--- DATA PROVIDED ---
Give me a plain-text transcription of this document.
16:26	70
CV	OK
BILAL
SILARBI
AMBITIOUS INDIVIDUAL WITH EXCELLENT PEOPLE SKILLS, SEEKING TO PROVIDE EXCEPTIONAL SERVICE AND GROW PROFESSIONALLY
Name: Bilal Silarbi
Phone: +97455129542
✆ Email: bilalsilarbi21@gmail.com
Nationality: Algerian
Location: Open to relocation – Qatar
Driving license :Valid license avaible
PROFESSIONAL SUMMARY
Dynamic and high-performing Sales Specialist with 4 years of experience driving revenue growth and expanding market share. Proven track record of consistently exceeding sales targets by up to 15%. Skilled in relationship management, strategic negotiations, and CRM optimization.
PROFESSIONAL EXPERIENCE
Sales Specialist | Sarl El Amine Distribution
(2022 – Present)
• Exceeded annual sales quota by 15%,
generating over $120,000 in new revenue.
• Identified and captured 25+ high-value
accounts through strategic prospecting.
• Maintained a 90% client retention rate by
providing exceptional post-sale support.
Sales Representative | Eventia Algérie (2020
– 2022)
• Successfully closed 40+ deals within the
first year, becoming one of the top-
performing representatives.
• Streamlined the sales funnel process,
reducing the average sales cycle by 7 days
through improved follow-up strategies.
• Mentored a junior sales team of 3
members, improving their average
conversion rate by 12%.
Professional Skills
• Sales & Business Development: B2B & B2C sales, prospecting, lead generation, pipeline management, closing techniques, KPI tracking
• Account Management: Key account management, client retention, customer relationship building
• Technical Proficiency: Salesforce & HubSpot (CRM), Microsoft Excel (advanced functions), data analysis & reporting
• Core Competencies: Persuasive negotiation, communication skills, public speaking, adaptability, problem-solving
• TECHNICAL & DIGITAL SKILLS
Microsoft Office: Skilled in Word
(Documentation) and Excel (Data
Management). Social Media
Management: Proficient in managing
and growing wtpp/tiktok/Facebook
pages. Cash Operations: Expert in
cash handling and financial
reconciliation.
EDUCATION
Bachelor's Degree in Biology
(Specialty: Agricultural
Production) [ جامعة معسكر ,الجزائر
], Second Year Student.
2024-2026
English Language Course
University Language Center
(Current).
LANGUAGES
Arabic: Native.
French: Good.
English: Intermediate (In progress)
---
Transcribe the data. Leave every line exactly as it is.

→ **WORKED ANSWER**
Give me a plain-text transcription of this document.
16:26	70
CV	OK
BILAL
SILARBI
AMBITIOUS INDIVIDUAL WITH EXCELLENT PEOPLE SKILLS, SEEKING TO PROVIDE EXCEPTIONAL SERVICE AND GROW PROFESSIONALLY
Name: Bilal Silarbi
Phone: +97455129542
✆ Email: bilalsilarbi21@gmail.com
Nationality: Algerian
Location: Open to relocation – Qatar
Driving license :Valid license avaible
PROFESSIONAL SUMMARY
Dynamic and high-performing Sales Specialist with 4 years of experience driving revenue growth and expanding market share. Proven track record of consistently exceeding sales targets by up to 15%. Skilled in relationship management, strategic negotiations, and CRM optimization.
PROFESSIONAL EXPERIENCE
Sales Specialist | Sarl El Amine Distribution
(2022 – Present)
• Exceeded annual sales quota by 15%,
generating over $120,000 in new revenue.
• Identified and captured 25+ high-value
accounts through strategic prospecting.
• Maintained a 90% client retention rate by
providing exceptional post-sale support.
Sales Representative | Eventia Algérie (2020
– 2022)
• Successfully closed 40+ deals within the
first year, becoming one of the top-
performing representatives.
• Streamlined the sales funnel process,
reducing the average sales cycle by 7 days
through improved follow-up strategies.
• Mentored a junior sales team of 3
members, improving their average
conversion rate by 12%.
Professional Skills
• Sales & Business Development: B2B & B2C sales, prospecting, lead generation, pipeline management, closing techniques, KPI tracking
• Account Management: Key account management, client retention, customer relationship building
• Technical Proficiency: Salesforce & HubSpot (CRM), Microsoft Excel (advanced functions), data analysis & reporting
• Core Competencies: Persuasive negotiation, communication skills, public speaking, adaptability, problem-solving
• TECHNICAL & DIGITAL SKILLS
Microsoft Office: Skilled in Word
(Documentation) and Excel (Data
Management). Social Media
Management: Proficient in managing
and growing wtpp/tiktok/Facebook
pages. Cash Operations: Expert in
cash handling and financial
reconciliation.
EDUCATION
Bachelor's Degree in Biology
(Specialty: Agricultural
Production) [ جامعة معسكر ,الجزائر
], Second Year Student.
2024-2026
English Language Course
University Language Center
(Current).
LANGUAGES
Arabic: Native.
French: Good.
English: Intermediate (In progress)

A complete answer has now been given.